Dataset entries
----
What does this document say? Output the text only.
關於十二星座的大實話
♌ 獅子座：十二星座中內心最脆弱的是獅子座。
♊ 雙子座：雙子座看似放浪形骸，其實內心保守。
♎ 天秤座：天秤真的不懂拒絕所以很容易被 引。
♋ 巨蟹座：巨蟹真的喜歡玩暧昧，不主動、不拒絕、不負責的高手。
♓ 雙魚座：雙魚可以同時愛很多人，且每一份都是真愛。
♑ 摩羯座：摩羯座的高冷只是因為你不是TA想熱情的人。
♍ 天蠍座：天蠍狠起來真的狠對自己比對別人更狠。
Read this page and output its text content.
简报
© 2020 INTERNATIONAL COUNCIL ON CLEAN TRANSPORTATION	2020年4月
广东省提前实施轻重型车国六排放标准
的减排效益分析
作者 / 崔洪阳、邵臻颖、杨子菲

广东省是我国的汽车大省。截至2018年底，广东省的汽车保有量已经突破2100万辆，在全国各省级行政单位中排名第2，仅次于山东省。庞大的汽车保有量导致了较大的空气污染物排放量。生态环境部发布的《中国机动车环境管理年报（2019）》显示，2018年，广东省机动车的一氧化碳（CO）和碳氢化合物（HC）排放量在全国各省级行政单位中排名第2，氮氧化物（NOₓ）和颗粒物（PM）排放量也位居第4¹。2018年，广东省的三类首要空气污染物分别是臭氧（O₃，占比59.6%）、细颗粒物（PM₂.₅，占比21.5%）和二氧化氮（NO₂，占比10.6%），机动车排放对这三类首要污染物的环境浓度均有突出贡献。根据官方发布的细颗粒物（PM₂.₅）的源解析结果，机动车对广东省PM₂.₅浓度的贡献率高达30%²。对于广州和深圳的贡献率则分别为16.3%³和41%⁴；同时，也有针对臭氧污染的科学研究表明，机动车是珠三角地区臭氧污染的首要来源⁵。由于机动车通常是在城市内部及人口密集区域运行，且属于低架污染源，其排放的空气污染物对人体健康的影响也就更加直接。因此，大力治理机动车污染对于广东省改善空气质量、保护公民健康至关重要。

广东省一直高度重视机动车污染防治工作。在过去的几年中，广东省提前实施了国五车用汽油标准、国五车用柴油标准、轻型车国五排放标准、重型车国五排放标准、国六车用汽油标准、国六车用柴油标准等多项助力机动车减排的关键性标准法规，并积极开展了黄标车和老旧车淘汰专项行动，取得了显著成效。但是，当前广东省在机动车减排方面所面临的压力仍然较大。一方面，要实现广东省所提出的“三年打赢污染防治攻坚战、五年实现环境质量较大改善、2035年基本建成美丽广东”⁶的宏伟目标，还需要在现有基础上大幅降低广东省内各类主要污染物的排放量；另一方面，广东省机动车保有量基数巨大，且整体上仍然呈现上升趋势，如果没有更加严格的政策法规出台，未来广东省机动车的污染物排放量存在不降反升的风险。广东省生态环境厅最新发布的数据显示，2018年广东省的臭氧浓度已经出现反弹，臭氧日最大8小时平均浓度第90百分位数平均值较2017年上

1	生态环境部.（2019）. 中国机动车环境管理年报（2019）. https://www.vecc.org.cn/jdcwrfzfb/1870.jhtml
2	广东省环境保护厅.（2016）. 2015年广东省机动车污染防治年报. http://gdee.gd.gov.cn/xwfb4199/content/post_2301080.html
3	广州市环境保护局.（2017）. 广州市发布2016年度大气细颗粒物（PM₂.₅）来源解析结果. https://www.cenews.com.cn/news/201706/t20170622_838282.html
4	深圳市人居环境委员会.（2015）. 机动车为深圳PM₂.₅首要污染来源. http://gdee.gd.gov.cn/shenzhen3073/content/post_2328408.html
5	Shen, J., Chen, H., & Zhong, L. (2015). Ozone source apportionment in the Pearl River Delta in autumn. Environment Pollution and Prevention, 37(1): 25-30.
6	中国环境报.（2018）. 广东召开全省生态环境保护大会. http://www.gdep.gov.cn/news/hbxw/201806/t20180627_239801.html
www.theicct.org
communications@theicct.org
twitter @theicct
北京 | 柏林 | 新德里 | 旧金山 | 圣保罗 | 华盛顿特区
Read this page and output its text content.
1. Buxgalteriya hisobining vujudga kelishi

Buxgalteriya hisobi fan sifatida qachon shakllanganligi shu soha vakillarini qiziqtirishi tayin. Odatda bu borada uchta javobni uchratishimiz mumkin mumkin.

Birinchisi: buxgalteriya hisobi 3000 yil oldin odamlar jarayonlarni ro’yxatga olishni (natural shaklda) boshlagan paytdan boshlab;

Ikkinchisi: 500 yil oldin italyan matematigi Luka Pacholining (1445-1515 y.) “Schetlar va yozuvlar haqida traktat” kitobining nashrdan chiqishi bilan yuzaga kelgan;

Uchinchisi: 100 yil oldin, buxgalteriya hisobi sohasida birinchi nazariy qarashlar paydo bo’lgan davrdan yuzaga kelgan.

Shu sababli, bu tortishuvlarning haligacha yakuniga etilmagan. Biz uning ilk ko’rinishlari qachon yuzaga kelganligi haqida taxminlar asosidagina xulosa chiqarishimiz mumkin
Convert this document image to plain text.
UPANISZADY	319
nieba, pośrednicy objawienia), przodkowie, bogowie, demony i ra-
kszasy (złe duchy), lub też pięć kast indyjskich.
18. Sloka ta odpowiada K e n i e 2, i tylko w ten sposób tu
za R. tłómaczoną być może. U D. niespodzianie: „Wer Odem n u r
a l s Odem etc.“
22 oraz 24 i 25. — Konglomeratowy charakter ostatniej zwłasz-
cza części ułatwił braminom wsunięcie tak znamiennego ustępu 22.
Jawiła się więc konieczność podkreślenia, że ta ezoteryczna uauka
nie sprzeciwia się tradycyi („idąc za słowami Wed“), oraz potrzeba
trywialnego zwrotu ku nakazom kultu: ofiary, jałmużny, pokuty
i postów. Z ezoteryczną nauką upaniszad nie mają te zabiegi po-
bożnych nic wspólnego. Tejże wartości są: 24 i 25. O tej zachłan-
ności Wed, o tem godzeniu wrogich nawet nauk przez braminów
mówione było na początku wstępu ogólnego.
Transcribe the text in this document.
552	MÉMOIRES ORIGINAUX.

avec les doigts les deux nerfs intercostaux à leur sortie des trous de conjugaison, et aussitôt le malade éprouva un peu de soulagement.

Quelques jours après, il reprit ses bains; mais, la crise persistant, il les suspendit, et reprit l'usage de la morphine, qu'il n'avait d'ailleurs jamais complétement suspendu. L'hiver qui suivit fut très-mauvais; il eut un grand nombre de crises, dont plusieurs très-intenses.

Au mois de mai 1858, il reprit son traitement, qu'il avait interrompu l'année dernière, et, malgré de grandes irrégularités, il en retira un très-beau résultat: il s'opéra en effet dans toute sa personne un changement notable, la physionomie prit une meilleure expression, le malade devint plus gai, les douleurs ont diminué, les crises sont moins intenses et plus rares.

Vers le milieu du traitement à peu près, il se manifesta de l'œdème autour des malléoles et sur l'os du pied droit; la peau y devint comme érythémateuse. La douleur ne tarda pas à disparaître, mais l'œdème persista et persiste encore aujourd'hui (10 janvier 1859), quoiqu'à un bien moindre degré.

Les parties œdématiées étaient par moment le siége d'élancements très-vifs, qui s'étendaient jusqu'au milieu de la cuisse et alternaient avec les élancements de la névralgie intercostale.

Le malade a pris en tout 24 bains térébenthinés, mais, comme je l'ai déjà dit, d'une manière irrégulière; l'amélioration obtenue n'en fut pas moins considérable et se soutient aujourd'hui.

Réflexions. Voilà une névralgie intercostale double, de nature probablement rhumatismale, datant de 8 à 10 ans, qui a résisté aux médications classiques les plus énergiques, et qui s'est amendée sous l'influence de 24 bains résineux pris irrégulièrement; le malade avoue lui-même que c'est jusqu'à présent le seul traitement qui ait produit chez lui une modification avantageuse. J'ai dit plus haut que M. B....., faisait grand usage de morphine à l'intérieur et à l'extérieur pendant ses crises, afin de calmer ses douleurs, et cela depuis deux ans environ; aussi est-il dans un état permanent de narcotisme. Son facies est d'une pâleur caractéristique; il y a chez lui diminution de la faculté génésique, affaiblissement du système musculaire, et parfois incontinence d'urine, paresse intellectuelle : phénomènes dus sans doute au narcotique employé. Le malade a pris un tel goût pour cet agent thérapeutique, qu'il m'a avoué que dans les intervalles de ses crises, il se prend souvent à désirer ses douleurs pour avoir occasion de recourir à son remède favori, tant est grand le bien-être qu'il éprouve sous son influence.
----
**WHAT THIS TASK INVOLVES**
Copy out each line of the entries that holds "milieu".

**RESPONSE TO THE TASK**
Vers le milieu du traitement à peu près, il se manifesta de l'œdème autour des malléoles et sur l'os du pied droit; la peau y devint comme érythémateuse. La douleur ne tarda pas à disparaître, mais l'œdème persista et persiste encore aujourd'hui (10 janvier 1859), quoiqu'à un bien moindre degré.
Les parties œdématiées étaient par moment le siége d'élancements très-vifs, qui s'étendaient jusqu'au milieu de la cuisse et alternaient avec les élancements de la névralgie intercostale.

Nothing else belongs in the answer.